_SHORT PROBLEM:_ Repeat the listing in full, exactly as it stands.

— start RECORDS FOR THIS TASK —

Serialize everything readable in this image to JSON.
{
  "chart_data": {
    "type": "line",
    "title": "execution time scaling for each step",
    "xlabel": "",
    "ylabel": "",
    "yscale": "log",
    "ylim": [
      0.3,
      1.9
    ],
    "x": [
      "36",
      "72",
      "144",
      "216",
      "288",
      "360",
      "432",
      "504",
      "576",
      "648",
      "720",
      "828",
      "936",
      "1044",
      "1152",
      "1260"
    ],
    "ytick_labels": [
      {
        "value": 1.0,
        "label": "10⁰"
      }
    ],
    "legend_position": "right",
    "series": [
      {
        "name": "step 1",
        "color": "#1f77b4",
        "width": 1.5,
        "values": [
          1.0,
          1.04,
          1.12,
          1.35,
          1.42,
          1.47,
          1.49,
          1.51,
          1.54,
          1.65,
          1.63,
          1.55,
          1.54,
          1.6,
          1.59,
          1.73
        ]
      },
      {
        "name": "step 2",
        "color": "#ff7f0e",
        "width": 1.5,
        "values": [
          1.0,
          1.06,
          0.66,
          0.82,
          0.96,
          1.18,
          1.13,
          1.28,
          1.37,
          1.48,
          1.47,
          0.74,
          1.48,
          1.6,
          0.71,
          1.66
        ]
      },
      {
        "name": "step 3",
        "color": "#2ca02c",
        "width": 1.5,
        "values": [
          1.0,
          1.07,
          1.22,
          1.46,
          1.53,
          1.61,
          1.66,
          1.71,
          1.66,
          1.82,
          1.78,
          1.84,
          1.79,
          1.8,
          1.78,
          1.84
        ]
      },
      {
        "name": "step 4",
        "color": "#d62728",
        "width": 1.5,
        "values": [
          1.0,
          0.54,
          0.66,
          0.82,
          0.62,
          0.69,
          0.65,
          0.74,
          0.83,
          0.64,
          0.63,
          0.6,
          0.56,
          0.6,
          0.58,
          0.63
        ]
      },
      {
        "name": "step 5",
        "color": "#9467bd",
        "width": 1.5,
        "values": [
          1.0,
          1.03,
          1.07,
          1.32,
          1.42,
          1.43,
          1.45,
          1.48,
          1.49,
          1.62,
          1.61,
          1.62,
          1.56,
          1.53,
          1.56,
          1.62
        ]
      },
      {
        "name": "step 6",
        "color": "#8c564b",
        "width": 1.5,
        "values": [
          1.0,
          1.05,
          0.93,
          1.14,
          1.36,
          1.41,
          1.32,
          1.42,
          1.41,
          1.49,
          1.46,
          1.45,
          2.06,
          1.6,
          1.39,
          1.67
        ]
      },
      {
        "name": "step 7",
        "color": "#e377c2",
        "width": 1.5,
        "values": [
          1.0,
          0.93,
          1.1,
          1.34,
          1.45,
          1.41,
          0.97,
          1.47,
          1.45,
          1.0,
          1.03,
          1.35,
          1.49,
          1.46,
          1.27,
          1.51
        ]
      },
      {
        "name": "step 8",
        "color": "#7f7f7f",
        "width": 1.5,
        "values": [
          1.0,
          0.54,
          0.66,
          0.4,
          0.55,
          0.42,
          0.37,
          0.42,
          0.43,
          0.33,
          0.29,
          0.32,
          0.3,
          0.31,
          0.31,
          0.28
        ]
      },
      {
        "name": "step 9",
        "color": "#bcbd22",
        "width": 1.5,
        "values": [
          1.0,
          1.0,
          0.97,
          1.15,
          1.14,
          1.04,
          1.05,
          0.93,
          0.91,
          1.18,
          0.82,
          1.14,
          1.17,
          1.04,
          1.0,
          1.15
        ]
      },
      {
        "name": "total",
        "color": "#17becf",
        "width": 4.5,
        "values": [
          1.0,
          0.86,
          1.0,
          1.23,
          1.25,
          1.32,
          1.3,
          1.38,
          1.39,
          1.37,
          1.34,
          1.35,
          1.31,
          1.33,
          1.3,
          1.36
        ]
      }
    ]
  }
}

— end RECORDS FOR THIS TASK —

_WRITTEN ANSWER:_
Serialize everything readable in this image to JSON.
{
  "chart_data": {
    "type": "line",
    "title": "execution time scaling for each step",
    "xlabel": "",
    "ylabel": "",
    "yscale": "log",
    "ylim": [
      0.3,
      1.9
    ],
    "x": [
      "36",
      "72",
      "144",
      "216",
      "288",
      "360",
      "432",
      "504",
      "576",
      "648",
      "720",
      "828",
      "936",
      "1044",
      "1152",
      "1260"
    ],
    "ytick_labels": [
      {
        "value": 1.0,
        "label": "10⁰"
      }
    ],
    "legend_position": "right",
    "series": [
      {
        "name": "step 1",
        "color": "#1f77b4",
        "width": 1.5,
        "values": [
          1.0,
          1.04,
          1.12,
          1.35,
          1.42,
          1.47,
          1.49,
          1.51,
          1.54,
          1.65,
          1.63,
          1.55,
          1.54,
          1.6,
          1.59,
          1.73
        ]
      },
      {
        "name": "step 2",
        "color": "#ff7f0e",
        "width": 1.5,
        "values": [
          1.0,
          1.06,
          0.66,
          0.82,
          0.96,
          1.18,
          1.13,
          1.28,
          1.37,
          1.48,
          1.47,
          0.74,
          1.48,
          1.6,
          0.71,
          1.66
        ]
      },
      {
        "name": "step 3",
        "color": "#2ca02c",
        "width": 1.5,
        "values": [
          1.0,
          1.07,
          1.22,
          1.46,
          1.53,
          1.61,
          1.66,
          1.71,
          1.66,
          1.82,
          1.78,
          1.84,
          1.79,
          1.8,
          1.78,
          1.84
        ]
      },
      {
        "name": "step 4",
        "color": "#d62728",
        "width": 1.5,
        "values": [
          1.0,
          0.54,
          0.66,
          0.82,
          0.62,
          0.69,
          0.65,
          0.74,
          0.83,
          0.64,
          0.63,
          0.6,
          0.56,
          0.6,
          0.58,
          0.63
        ]
      },
      {
        "name": "step 5",
        "color": "#9467bd",
        "width": 1.5,
        "values": [
          1.0,
          1.03,
          1.07,
          1.32,
          1.42,
          1.43,
          1.45,
          1.48,
          1.49,
          1.62,
          1.61,
          1.62,
          1.56,
          1.53,
          1.56,
          1.62
        ]
      },
      {
        "name": "step 6",
        "color": "#8c564b",
        "width": 1.5,
        "values": [
          1.0,
          1.05,
          0.93,
          1.14,
          1.36,
          1.41,
          1.32,
          1.42,
          1.41,
          1.49,
          1.46,
          1.45,
          2.06,
          1.6,
          1.39,
          1.67
        ]
      },
      {
        "name": "step 7",
        "color": "#e377c2",
        "width": 1.5,
        "values": [
          1.0,
          0.93,
          1.1,
          1.34,
          1.45,
          1.41,
          0.97,
          1.47,
          1.45,
          1.0,
          1.03,
          1.35,
          1.49,
          1.46,
          1.27,
          1.51
        ]
      },
      {
        "name": "step 8",
        "color": "#7f7f7f",
        "width": 1.5,
        "values": [
          1.0,
          0.54,
          0.66,
          0.4,
          0.55,
          0.42,
          0.37,
          0.42,
          0.43,
          0.33,
          0.29,
          0.32,
          0.3,
          0.31,
          0.31,
          0.28
        ]
      },
      {
        "name": "step 9",
        "color": "#bcbd22",
        "width": 1.5,
        "values": [
          1.0,
          1.0,
          0.97,
          1.15,
          1.14,
          1.04,
          1.05,
          0.93,
          0.91,
          1.18,
          0.82,
          1.14,
          1.17,
          1.04,
          1.0,
          1.15
        ]
      },
      {
        "name": "total",
        "color": "#17becf",
        "width": 4.5,
        "values": [
          1.0,
          0.86,
          1.0,
          1.23,
          1.25,
          1.32,
          1.3,
          1.38,
          1.39,
          1.37,
          1.34,
          1.35,
          1.31,
          1.33,
          1.3,
          1.36
        ]
      }
    ]
  }
}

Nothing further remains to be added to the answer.